(Records excerpted from a collection)
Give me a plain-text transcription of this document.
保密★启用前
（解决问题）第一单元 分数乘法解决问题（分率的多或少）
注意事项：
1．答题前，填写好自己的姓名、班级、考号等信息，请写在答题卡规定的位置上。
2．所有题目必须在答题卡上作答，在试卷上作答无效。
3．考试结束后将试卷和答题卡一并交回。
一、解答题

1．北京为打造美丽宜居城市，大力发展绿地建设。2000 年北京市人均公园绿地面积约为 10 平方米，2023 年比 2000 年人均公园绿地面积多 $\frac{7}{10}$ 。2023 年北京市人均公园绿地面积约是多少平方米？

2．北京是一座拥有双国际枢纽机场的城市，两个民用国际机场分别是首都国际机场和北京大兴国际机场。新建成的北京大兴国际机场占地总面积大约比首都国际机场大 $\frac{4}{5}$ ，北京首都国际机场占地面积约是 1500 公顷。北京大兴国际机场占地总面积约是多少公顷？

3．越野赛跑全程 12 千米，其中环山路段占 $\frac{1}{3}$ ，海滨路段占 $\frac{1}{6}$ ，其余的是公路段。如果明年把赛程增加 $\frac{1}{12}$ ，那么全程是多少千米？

STATED EXERCISE: Every line of the material must be returned exactly as it appears.

RESPONSE BELOW:
Give me a plain-text transcription of this document.
保密★启用前
（解决问题）第一单元 分数乘法解决问题（分率的多或少）
注意事项：
1．答题前，填写好自己的姓名、班级、考号等信息，请写在答题卡规定的位置上。
2．所有题目必须在答题卡上作答，在试卷上作答无效。
3．考试结束后将试卷和答题卡一并交回。
一、解答题

1．北京为打造美丽宜居城市，大力发展绿地建设。2000 年北京市人均公园绿地面积约为 10 平方米，2023 年比 2000 年人均公园绿地面积多 $\frac{7}{10}$ 。2023 年北京市人均公园绿地面积约是多少平方米？

2．北京是一座拥有双国际枢纽机场的城市，两个民用国际机场分别是首都国际机场和北京大兴国际机场。新建成的北京大兴国际机场占地总面积大约比首都国际机场大 $\frac{4}{5}$ ，北京首都国际机场占地面积约是 1500 公顷。北京大兴国际机场占地总面积约是多少公顷？

3．越野赛跑全程 12 千米，其中环山路段占 $\frac{1}{3}$ ，海滨路段占 $\frac{1}{6}$ ，其余的是公路段。如果明年把赛程增加 $\frac{1}{12}$ ，那么全程是多少千米？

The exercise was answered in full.